** start DATA LISTING **
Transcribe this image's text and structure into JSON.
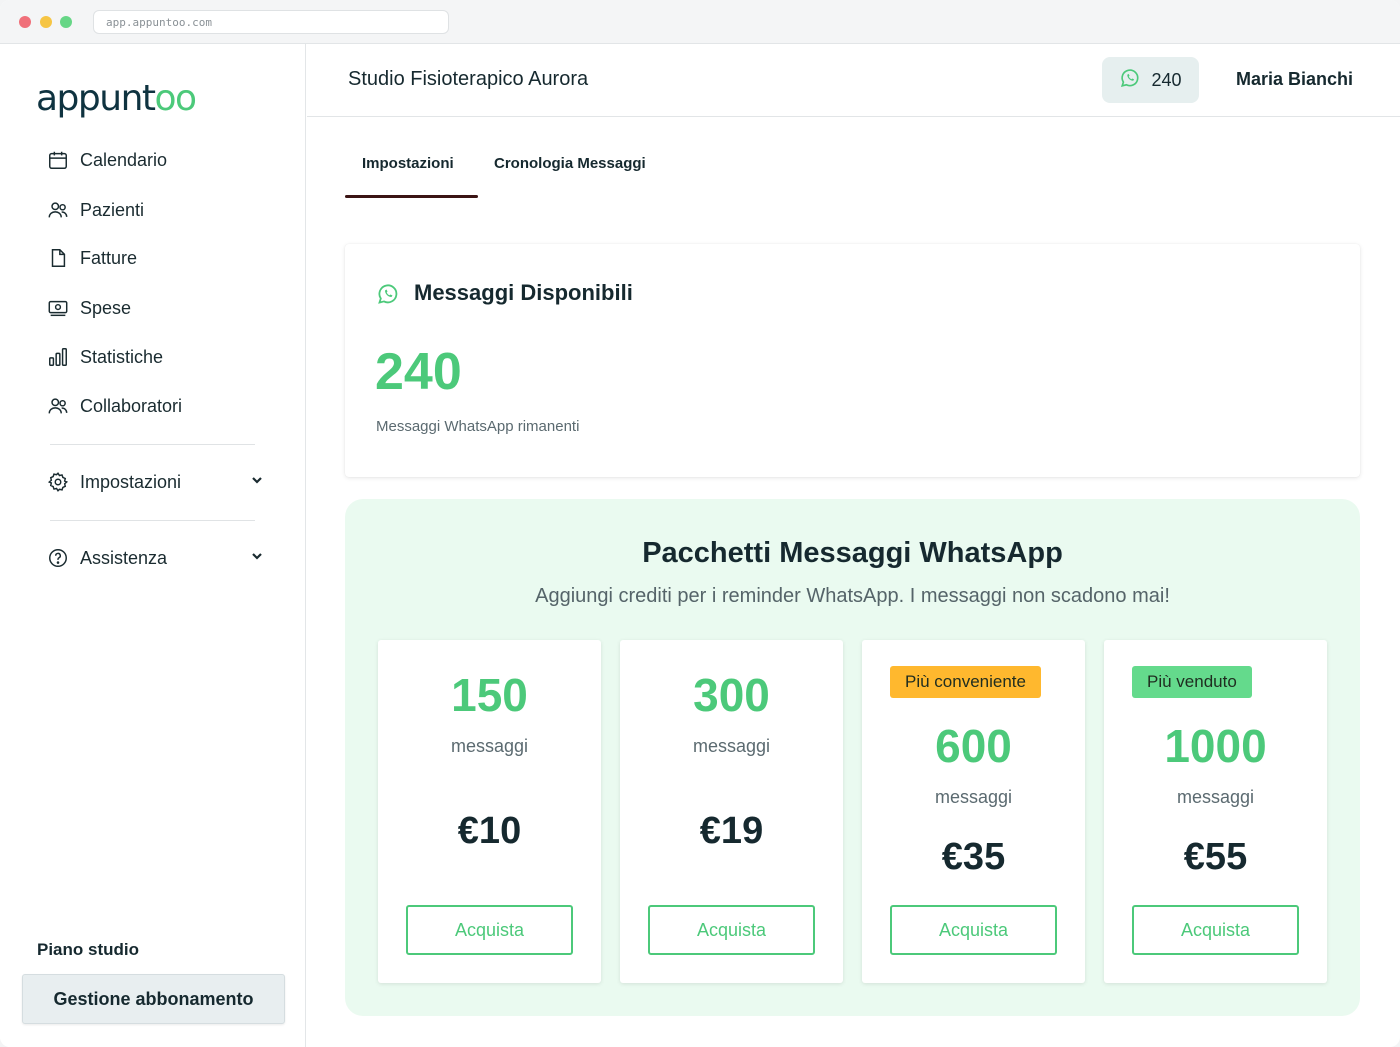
{
  "browser": {
    "url": "app.appuntoo.com"
  },
  "brand": {
    "logo_main": "appunt",
    "logo_accent": "oo"
  },
  "sidebar": {
    "items": [
      {
        "label": "Calendario",
        "icon": "calendar-icon"
      },
      {
        "label": "Pazienti",
        "icon": "users-icon"
      },
      {
        "label": "Fatture",
        "icon": "document-icon"
      },
      {
        "label": "Spese",
        "icon": "cash-icon"
      },
      {
        "label": "Statistiche",
        "icon": "bar-chart-icon"
      },
      {
        "label": "Collaboratori",
        "icon": "users-icon"
      }
    ],
    "settings": {
      "label": "Impostazioni",
      "icon": "gear-icon"
    },
    "help": {
      "label": "Assistenza",
      "icon": "question-icon"
    },
    "plan_title": "Piano studio",
    "plan_button": "Gestione abbonamento"
  },
  "header": {
    "studio_name": "Studio Fisioterapico Aurora",
    "message_count": "240",
    "user_name": "Maria Bianchi"
  },
  "tabs": [
    {
      "label": "Impostazioni",
      "active": true
    },
    {
      "label": "Cronologia Messaggi",
      "active": false
    }
  ],
  "available": {
    "title": "Messaggi Disponibili",
    "count": "240",
    "subtitle": "Messaggi WhatsApp rimanenti"
  },
  "packages": {
    "title": "Pacchetti Messaggi WhatsApp",
    "subtitle": "Aggiungi crediti per i reminder WhatsApp. I messaggi non scadono mai!",
    "items": [
      {
        "badge": "",
        "quantity": "150",
        "unit": "messaggi",
        "price": "€10",
        "button": "Acquista"
      },
      {
        "badge": "",
        "quantity": "300",
        "unit": "messaggi",
        "price": "€19",
        "button": "Acquista"
      },
      {
        "badge": "Più conveniente",
        "quantity": "600",
        "unit": "messaggi",
        "price": "€35",
        "button": "Acquista"
      },
      {
        "badge": "Più venduto",
        "quantity": "1000",
        "unit": "messaggi",
        "price": "€55",
        "button": "Acquista"
      }
    ]
  },
  "colors": {
    "accent": "#4cc97a",
    "badge_orange": "#ffb82e",
    "badge_green": "#64da8c",
    "tab_underline": "#3b1414"
  }
}
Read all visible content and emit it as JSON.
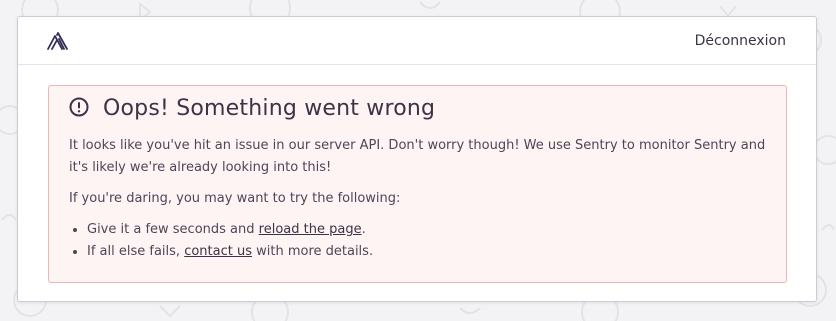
{
  "header": {
    "logo_icon": "sentry-logo-icon",
    "logout_label": "Déconnexion"
  },
  "alert": {
    "icon": "exclamation-circle-icon",
    "title": "Oops! Something went wrong",
    "paragraph1": "It looks like you've hit an issue in our server API. Don't worry though! We use Sentry to monitor Sentry and it's likely we're already looking into this!",
    "paragraph2": "If you're daring, you may want to try the following:",
    "items": [
      {
        "before": "Give it a few seconds and ",
        "link": "reload the page",
        "after": "."
      },
      {
        "before": "If all else fails, ",
        "link": "contact us",
        "after": " with more details."
      }
    ]
  },
  "colors": {
    "background": "#f3f2f4",
    "card": "#ffffff",
    "alert_bg": "#fdf4f3",
    "alert_border": "#e8b7b0",
    "text": "#4a3f55"
  }
}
** end DATA LISTING **
WHAT THE TASK REQUIRES:
Omit each picture, then return all of the listing exactly as it stands.

WRITTEN ANSWER:
Transcribe this image's text and structure into JSON.
{
  "browser": {
    "url": "app.appuntoo.com"
  },
  "brand": {
    "logo_main": "appunt",
    "logo_accent": "oo"
  },
  "sidebar": {
    "items": [
      {
        "label": "Calendario",
        "icon": "calendar-icon"
      },
      {
        "label": "Pazienti",
        "icon": "users-icon"
      },
      {
        "label": "Fatture",
        "icon": "document-icon"
      },
      {
        "label": "Spese",
        "icon": "cash-icon"
      },
      {
        "label": "Statistiche",
        "icon": "bar-chart-icon"
      },
      {
        "label": "Collaboratori",
        "icon": "users-icon"
      }
    ],
    "settings": {
      "label": "Impostazioni",
      "icon": "gear-icon"
    },
    "help": {
      "label": "Assistenza",
      "icon": "question-icon"
    },
    "plan_title": "Piano studio",
    "plan_button": "Gestione abbonamento"
  },
  "header": {
    "studio_name": "Studio Fisioterapico Aurora",
    "message_count": "240",
    "user_name": "Maria Bianchi"
  },
  "tabs": [
    {
      "label": "Impostazioni",
      "active": true
    },
    {
      "label": "Cronologia Messaggi",
      "active": false
    }
  ],
  "available": {
    "title": "Messaggi Disponibili",
    "count": "240",
    "subtitle": "Messaggi WhatsApp rimanenti"
  },
  "packages": {
    "title": "Pacchetti Messaggi WhatsApp",
    "subtitle": "Aggiungi crediti per i reminder WhatsApp. I messaggi non scadono mai!",
    "items": [
      {
        "badge": "",
        "quantity": "150",
        "unit": "messaggi",
        "price": "€10",
        "button": "Acquista"
      },
      {
        "badge": "",
        "quantity": "300",
        "unit": "messaggi",
        "price": "€19",
        "button": "Acquista"
      },
      {
        "badge": "Più conveniente",
        "quantity": "600",
        "unit": "messaggi",
        "price": "€35",
        "button": "Acquista"
      },
      {
        "badge": "Più venduto",
        "quantity": "1000",
        "unit": "messaggi",
        "price": "€55",
        "button": "Acquista"
      }
    ]
  },
  "colors": {
    "accent": "#4cc97a",
    "badge_orange": "#ffb82e",
    "badge_green": "#64da8c",
    "tab_underline": "#3b1414"
  }
}
Read all visible content and emit it as JSON.
{
  "header": {
    "logo_icon": "sentry-logo-icon",
    "logout_label": "Déconnexion"
  },
  "alert": {
    "icon": "exclamation-circle-icon",
    "title": "Oops! Something went wrong",
    "paragraph1": "It looks like you've hit an issue in our server API. Don't worry though! We use Sentry to monitor Sentry and it's likely we're already looking into this!",
    "paragraph2": "If you're daring, you may want to try the following:",
    "items": [
      {
        "before": "Give it a few seconds and ",
        "link": "reload the page",
        "after": "."
      },
      {
        "before": "If all else fails, ",
        "link": "contact us",
        "after": " with more details."
      }
    ]
  },
  "colors": {
    "background": "#f3f2f4",
    "card": "#ffffff",
    "alert_bg": "#fdf4f3",
    "alert_border": "#e8b7b0",
    "text": "#4a3f55"
  }
}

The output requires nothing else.